Stored entries:
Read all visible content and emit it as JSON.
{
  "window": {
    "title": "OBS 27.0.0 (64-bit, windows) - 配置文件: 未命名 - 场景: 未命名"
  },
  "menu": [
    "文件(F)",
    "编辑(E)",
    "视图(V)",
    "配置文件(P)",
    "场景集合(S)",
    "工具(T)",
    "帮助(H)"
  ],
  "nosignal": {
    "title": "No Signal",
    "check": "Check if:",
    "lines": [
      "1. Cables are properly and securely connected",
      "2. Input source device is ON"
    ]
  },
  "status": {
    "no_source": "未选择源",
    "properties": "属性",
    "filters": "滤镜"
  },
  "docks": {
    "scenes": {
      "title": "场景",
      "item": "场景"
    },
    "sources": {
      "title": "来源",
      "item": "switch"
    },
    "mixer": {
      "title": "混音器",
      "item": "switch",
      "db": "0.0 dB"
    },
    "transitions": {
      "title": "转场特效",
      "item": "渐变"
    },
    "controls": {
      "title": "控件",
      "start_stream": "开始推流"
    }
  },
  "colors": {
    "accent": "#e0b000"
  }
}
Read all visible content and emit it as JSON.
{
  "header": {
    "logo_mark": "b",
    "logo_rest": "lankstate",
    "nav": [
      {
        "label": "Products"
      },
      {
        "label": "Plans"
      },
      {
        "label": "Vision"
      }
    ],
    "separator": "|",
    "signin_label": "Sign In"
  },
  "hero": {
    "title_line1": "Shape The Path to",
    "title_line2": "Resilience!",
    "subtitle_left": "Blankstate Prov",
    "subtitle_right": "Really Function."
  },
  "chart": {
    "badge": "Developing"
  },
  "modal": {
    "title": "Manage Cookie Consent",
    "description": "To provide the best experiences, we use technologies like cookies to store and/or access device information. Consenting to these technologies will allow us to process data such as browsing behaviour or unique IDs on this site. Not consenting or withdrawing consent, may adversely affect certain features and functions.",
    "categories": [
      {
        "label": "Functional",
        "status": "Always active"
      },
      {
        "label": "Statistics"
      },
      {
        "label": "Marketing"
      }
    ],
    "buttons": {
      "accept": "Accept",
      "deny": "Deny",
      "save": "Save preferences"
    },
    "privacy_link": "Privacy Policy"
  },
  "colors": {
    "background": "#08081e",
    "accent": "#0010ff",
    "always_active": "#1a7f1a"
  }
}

### PROBLEM TO WORK ON
Look for the word "item" and return every line where it occurs.

### WRITTEN RESPONSE
      "item": "场景"
      "item": "switch"
      "item": "switch",
      "item": "渐变"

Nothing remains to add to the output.